◆ PROBLEM DETAILS
Give only the count of lines containing "operaciones".
• • • • •
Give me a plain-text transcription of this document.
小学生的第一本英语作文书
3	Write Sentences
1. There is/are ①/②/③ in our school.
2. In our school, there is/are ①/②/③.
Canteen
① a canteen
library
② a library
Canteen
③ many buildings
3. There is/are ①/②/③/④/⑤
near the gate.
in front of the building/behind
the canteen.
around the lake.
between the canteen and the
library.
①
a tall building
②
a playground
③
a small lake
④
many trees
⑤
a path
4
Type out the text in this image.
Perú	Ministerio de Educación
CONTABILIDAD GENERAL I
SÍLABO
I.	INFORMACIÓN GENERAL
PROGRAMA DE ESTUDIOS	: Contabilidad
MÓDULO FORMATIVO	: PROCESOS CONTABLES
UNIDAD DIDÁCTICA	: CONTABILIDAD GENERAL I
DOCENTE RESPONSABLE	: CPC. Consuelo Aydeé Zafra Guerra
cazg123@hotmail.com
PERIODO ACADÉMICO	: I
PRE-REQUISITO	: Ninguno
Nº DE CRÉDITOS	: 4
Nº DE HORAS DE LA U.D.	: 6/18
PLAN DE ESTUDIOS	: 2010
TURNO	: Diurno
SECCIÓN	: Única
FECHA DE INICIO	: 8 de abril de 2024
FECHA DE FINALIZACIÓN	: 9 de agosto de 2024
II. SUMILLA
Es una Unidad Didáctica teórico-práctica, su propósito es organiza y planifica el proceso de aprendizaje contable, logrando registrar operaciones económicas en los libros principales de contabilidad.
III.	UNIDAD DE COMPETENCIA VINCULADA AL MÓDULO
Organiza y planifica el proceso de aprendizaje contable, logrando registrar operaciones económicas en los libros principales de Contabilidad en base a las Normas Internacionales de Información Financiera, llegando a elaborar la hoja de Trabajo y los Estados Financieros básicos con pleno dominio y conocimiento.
• • • • •
◆ SOLUTION TO THE PROBLEM
2